- [Instruções do exercício]:
• A. Reproduza o trecho da notícia sobre a Lei 9.840/99 começando em "Um ponto da" e seguindo até "no processo eleitoral.".
• B. Na notícia sobre a Lei 9.840/99, quantas assinaturas a mobilização popular reuniu para que a proposta chegasse ao Congresso Nacional?

== Texto da página

28 de setembro de 2009 – 09h00

Nesta segunda-feira (28), a Lei 9.840/99, conhecida como a lei contra a compra de votos, completa dez anos. Desde que foi publicada, a Justiça Eleitoral passou a adotar procedimentos de investigação de compra de votos com o objetivo de inibir a corrupção nas eleições. A lei surgiu de mobilização popular que reuniu mais de um milhão de assinaturas para que a proposta chegasse ao Congresso Nacional.

Na opinião do presidente do Tribunal Superior Eleitoral (TSE), ministro Carlos Ayres Britto foi uma mobilização popular bem sucedida, porque resultou na aprovação da lei tal como proposta, num prazo recorde, e deixou o eleitor seguro para votar de acordo com a sua consciência.

Um ponto da lei destacado pelo ministro foi a proibição do uso da máquina admin istrativa para fins eleitorais e, em sua opinião, o mais importante é que ela está cumprindo os seus desígnios e tem sido aplicada de forma eficaz.

Ele defende que o eleitor não pode ser seduzido por meios materiais e diz ainda que uma lei que surge das instâncias populares, no plano da iniciativa, é uma lei que já nasce legitimada. “É uma lei que tem respaldo popular”, destaca o ministro que elogia a participação da população no processo eleitoral.

====
== Trechos dos dados

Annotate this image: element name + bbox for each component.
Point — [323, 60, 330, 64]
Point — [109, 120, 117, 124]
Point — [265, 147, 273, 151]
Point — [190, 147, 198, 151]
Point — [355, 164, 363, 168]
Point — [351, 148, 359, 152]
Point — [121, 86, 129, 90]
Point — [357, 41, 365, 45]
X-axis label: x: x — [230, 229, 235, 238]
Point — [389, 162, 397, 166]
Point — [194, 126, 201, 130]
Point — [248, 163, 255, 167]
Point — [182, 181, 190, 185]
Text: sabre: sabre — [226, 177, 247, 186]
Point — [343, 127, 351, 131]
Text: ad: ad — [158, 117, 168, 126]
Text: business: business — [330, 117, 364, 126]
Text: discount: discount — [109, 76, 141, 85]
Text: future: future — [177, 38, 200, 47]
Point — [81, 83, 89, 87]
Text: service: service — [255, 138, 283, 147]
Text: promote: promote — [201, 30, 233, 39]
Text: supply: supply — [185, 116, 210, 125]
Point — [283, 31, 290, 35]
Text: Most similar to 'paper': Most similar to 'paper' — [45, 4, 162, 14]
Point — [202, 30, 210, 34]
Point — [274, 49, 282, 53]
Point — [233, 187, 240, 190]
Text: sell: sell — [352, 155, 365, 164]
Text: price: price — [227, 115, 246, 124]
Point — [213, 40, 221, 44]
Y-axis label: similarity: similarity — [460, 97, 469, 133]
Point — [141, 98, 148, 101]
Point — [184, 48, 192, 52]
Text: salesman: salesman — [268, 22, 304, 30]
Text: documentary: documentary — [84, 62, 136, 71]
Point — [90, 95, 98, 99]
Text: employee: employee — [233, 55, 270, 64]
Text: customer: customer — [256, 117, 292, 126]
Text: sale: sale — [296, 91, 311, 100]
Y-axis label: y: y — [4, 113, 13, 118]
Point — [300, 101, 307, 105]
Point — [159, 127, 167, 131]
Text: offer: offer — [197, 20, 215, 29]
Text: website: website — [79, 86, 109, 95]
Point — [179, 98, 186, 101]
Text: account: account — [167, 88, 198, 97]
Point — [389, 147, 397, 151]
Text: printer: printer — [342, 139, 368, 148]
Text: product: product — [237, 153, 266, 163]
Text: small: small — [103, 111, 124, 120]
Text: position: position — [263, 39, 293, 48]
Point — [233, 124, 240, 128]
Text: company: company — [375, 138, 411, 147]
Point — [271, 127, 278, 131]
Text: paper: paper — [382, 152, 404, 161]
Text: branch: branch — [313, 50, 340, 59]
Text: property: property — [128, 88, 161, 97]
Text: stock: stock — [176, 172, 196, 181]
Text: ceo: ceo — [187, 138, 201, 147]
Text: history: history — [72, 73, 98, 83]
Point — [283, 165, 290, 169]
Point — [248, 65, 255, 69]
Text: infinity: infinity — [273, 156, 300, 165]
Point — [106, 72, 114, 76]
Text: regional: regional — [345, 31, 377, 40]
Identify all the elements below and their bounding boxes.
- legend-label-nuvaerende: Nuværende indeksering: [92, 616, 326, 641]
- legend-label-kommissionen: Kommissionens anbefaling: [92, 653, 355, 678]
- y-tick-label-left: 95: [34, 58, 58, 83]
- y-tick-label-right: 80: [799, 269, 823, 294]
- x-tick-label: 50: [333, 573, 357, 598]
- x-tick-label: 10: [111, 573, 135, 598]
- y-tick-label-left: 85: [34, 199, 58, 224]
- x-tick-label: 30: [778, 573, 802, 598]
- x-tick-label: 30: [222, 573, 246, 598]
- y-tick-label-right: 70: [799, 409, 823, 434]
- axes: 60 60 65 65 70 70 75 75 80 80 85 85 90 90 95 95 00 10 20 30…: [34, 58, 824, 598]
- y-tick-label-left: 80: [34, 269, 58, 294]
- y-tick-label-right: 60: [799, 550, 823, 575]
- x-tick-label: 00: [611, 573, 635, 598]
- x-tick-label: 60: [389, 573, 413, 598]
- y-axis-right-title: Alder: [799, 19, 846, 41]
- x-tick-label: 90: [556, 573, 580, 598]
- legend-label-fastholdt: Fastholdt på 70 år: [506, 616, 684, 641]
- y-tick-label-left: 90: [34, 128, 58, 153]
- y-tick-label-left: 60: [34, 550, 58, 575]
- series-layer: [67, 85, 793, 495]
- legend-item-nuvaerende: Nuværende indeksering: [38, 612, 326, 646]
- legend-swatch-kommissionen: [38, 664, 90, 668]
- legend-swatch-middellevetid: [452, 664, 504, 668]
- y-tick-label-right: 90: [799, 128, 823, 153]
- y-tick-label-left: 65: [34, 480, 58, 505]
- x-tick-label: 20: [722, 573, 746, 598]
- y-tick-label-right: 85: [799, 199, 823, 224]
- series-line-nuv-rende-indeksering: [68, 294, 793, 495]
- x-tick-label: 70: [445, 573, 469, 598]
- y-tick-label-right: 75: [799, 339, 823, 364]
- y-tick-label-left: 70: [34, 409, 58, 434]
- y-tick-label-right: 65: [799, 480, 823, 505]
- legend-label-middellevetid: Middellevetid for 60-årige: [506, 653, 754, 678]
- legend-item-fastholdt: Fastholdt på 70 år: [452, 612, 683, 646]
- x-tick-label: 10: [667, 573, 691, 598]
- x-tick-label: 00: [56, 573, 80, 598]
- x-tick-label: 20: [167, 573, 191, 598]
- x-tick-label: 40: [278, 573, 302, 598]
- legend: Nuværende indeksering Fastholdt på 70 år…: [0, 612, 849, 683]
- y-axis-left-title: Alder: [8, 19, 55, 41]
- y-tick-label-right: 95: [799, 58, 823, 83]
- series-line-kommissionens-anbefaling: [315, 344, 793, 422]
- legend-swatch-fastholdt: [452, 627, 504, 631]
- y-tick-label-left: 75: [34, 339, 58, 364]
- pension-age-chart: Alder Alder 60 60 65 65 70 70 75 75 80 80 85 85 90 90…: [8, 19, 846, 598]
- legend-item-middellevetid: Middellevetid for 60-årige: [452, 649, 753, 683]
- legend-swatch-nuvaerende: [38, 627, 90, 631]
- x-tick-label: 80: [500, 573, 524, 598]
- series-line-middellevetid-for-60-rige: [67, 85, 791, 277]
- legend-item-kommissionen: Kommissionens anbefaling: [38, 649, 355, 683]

====

- [Respostas]:
• A.
Um ponto da lei destacado pelo ministro foi a proibição do uso da máquina admin istrativa para fins eleitorais e, em sua opinião, o mais importante é que ela está cumprindo os seus desígnios e tem sido aplicada de forma eficaz.

Ele defende que o eleitor não pode ser seduzido por meios materiais e diz ainda que uma lei que surge das instâncias populares, no plano da iniciativa, é uma lei que já nasce legitimada. “É uma lei que tem respaldo popular”, destaca o ministro que elogia a participação da população no processo eleitoral.

• B. Mais de um milhão de assinaturas.